--- START OF Article ---

Édouard-Louis-Antoine-Charles Juchereau Duchesnay (November 8, 1809 – September 10, 1886) was a political figure in Canada East and a Conservative member of the Senate of Canada.

He was born in Quebec City in 1809, the son of Michel-Louis Juchereau Duchesnay and Charlotte-Hermine-Louise-Catherine d'Irumberry de Salaberry, who was the daughter of Ignace-Michel-Louis-Antoine d'Irumberry de Salaberry. He studied law and was called to the bar in 1832, but never practised. He inherited the seigneuries of Fossambault and Gaudarville when his father died in 1838. He served as deputy adjutant-general in the Lower Canada militia from 1839 to 1842 and was later a lieutenant-colonel in the Portneuf militia.

--- END OF Article ---
--- START OF Provided data ---

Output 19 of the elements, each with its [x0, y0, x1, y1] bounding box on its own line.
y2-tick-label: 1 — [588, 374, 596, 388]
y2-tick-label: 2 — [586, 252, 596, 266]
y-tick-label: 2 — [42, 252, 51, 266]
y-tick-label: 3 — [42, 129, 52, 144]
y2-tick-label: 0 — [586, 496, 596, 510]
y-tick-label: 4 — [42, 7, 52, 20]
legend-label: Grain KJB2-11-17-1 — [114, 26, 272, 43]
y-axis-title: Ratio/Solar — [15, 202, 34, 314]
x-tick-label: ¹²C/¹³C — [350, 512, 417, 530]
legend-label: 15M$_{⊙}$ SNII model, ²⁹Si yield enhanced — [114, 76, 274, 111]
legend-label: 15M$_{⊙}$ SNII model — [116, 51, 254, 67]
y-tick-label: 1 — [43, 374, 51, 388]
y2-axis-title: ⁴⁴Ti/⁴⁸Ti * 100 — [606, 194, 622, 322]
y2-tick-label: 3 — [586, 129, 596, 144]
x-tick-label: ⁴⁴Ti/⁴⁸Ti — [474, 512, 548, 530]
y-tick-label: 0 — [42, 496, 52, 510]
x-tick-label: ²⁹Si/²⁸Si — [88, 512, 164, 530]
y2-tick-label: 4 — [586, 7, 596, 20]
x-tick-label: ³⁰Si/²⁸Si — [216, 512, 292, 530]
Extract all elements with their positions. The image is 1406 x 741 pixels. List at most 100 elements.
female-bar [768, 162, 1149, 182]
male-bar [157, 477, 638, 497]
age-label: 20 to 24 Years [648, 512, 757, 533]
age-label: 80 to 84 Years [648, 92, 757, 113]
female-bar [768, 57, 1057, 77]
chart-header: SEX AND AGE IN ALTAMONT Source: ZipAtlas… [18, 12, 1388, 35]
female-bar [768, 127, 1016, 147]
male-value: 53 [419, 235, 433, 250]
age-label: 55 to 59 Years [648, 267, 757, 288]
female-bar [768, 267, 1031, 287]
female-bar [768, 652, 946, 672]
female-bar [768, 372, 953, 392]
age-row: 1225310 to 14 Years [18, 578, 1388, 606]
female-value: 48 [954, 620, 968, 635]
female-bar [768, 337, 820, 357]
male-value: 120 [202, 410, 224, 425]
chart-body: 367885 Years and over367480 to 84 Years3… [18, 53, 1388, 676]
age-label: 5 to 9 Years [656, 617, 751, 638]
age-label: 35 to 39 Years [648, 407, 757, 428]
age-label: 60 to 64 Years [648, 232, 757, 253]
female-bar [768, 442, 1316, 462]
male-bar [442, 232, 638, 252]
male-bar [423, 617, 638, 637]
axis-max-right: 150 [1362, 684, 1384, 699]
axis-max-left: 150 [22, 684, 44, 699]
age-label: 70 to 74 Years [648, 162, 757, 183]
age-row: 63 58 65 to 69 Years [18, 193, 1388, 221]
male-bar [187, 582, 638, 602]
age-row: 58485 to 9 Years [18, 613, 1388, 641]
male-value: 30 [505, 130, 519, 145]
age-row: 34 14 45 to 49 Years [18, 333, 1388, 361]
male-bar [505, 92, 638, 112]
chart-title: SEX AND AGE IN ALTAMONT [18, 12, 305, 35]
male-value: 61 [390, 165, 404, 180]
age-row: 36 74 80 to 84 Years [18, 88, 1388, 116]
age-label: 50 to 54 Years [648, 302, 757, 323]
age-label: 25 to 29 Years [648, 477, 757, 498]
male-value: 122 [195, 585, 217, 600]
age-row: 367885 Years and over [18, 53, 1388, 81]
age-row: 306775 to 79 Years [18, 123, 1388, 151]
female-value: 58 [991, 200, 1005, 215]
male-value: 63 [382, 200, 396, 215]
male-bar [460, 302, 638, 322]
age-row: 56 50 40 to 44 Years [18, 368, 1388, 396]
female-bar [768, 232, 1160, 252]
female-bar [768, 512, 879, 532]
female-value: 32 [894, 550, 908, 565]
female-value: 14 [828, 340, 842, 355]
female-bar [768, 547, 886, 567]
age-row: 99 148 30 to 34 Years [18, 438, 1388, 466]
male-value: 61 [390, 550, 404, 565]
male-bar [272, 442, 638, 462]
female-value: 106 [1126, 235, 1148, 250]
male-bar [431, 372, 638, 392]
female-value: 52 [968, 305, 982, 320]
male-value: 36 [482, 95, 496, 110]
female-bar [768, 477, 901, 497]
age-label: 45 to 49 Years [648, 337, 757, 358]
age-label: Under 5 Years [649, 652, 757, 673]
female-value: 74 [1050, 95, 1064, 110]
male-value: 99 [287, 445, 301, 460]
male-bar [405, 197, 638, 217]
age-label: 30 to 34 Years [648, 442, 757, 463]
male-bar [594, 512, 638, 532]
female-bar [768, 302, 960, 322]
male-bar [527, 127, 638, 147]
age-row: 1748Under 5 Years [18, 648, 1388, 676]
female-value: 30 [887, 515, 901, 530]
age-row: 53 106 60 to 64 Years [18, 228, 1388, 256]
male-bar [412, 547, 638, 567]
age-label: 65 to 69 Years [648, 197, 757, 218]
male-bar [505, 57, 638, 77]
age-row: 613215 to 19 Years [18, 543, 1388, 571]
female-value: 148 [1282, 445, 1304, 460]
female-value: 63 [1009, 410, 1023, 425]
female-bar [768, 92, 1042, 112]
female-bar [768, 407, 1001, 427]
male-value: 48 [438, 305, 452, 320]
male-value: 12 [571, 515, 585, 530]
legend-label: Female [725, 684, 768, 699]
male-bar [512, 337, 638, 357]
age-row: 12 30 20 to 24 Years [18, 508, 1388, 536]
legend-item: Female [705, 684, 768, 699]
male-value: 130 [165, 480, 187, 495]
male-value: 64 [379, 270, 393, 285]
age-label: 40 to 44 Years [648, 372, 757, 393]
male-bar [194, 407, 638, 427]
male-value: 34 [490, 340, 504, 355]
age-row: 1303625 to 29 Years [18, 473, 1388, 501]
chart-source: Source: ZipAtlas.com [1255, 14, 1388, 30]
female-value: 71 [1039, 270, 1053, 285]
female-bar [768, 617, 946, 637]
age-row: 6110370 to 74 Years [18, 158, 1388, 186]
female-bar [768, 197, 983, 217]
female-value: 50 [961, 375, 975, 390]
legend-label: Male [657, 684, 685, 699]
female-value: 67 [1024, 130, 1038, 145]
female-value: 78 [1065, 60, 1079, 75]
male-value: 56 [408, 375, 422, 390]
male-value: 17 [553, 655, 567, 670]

--- END OF Provided data ---

* **The task**: Continue the biography of Juchereau Duchesnay above, starting after its last sentence.

* **The output**:
In 1848, he was elected to the 3rd Parliament of the Province of Canada representing Portneuf. He was elected to the Legislative Council for La Salle division in 1858 and served until Confederation, when he was appointed to the Canadian Senate. His name is recorded there as Antoine Juchereau Duchesnay. He resigned in 1871.

He died in Quebec City in 1886.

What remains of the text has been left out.